▶ GIVEN TEXT
Collectors

Collectors are used to gather data from various sources.

Supported options:

The administration view now allows users to use the Preview feature to see the result of the configuration without the items being processed further for the Assess view. This feature is available for RSS, Simple Web and RT collector.

RSS Collector

RSS Collector enables Taranis AI to collect data from a user-defined RSS feed (See RSS feeds details).

Required fields:
- FEED_URL
Optional fields:
- USER_AGENT
- PROXY_SERVER
- ADDITIONAL_HEADERS [accepts a valid json] (can be used to add additional headers, not all headers work as expected)
- CONTENT_LOCATION (use key of the feed schema, from where the content for news items should be extracted (e.g. description of the feed entry); if the key for a feed entry is not found, it falls back to behaviour, as if the key was not entered at all)
- XPATH (set this to specify the location of scraped element on the website, where the RSS feed entry points to; this is not an XPATH inside the RSS Feed)

▶ WHAT IS REQUIRED
In the collectors documentation, reproduce everything from "RSS Collector enables" down to "the RSS Feed)". The rows that come next are from a separate source.

▶ RECORD SET
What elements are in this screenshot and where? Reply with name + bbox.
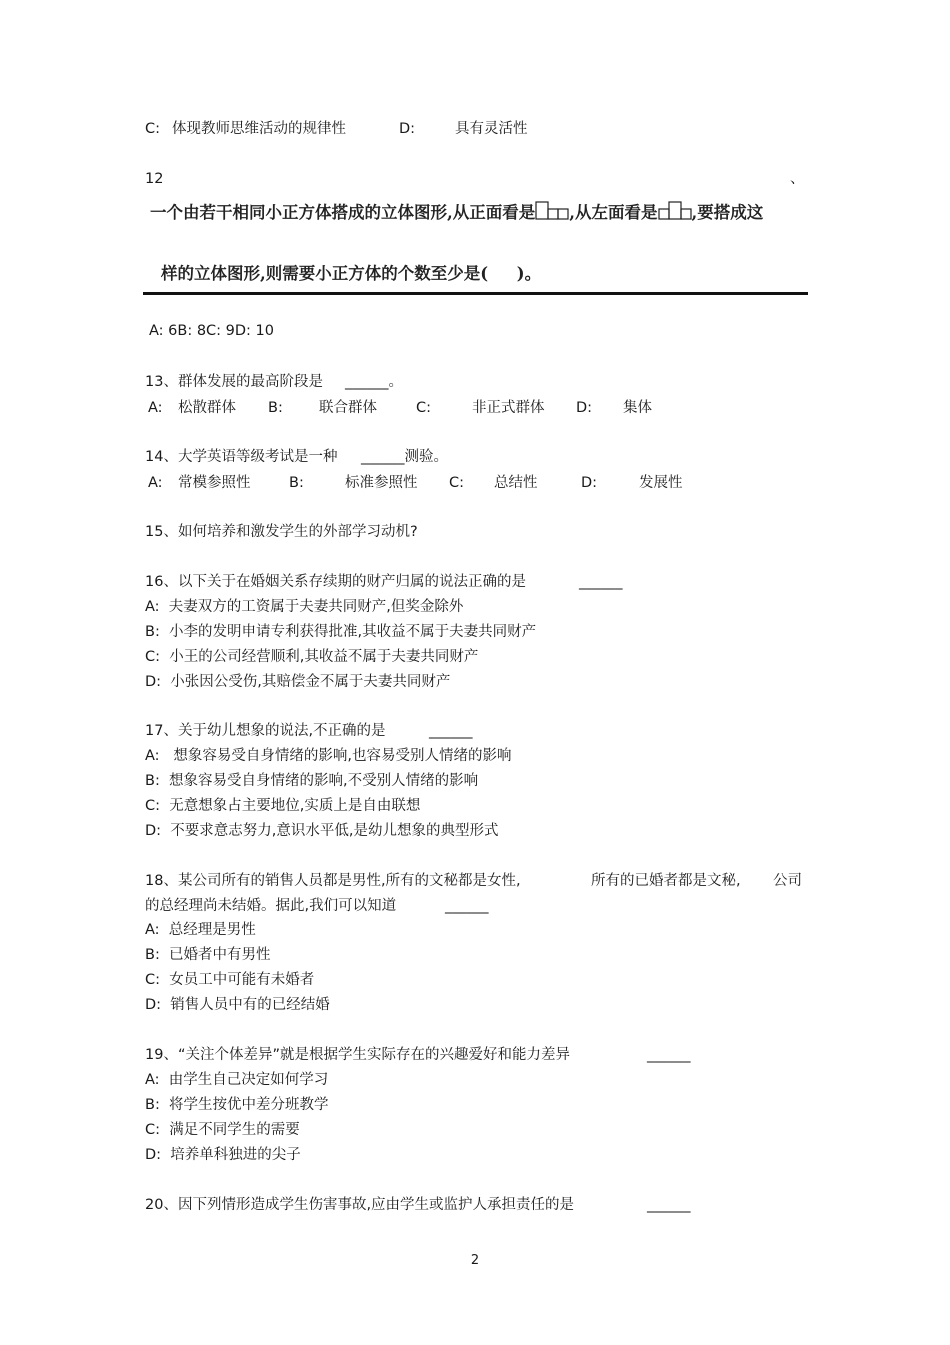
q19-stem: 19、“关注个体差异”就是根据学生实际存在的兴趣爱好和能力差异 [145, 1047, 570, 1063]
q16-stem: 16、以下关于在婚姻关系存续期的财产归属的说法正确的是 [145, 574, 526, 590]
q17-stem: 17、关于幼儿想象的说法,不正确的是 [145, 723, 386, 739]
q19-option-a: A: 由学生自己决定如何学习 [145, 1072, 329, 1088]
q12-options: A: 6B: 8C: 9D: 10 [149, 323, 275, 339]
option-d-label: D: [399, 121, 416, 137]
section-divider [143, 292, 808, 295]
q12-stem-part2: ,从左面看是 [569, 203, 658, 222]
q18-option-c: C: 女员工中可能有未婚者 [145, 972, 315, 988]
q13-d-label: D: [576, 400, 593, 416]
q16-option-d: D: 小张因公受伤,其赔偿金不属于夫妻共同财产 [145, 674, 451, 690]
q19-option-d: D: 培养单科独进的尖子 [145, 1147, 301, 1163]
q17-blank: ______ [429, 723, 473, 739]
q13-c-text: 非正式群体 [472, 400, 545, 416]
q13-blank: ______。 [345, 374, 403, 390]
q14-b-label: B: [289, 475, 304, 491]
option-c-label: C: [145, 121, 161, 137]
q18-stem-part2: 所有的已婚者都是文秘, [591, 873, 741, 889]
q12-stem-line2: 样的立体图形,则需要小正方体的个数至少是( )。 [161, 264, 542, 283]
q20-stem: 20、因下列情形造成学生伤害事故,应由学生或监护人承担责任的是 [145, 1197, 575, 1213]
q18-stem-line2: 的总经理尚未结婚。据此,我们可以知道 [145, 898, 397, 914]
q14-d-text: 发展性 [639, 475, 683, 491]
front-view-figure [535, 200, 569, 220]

▶ TASK OUTPUT
RSS Collector enables Taranis AI to collect data from a user-defined RSS feed (See RSS feeds details).

Required fields:
- FEED_URL
Optional fields:
- USER_AGENT
- PROXY_SERVER
- ADDITIONAL_HEADERS [accepts a valid json] (can be used to add additional headers, not all headers work as expected)
- CONTENT_LOCATION (use key of the feed schema, from where the content for news items should be extracted (e.g. description of the feed entry); if the key for a feed entry is not found, it falls back to behaviour, as if the key was not entered at all)
- XPATH (set this to specify the location of scraped element on the website, where the RSS feed entry points to; this is not an XPATH inside the RSS Feed)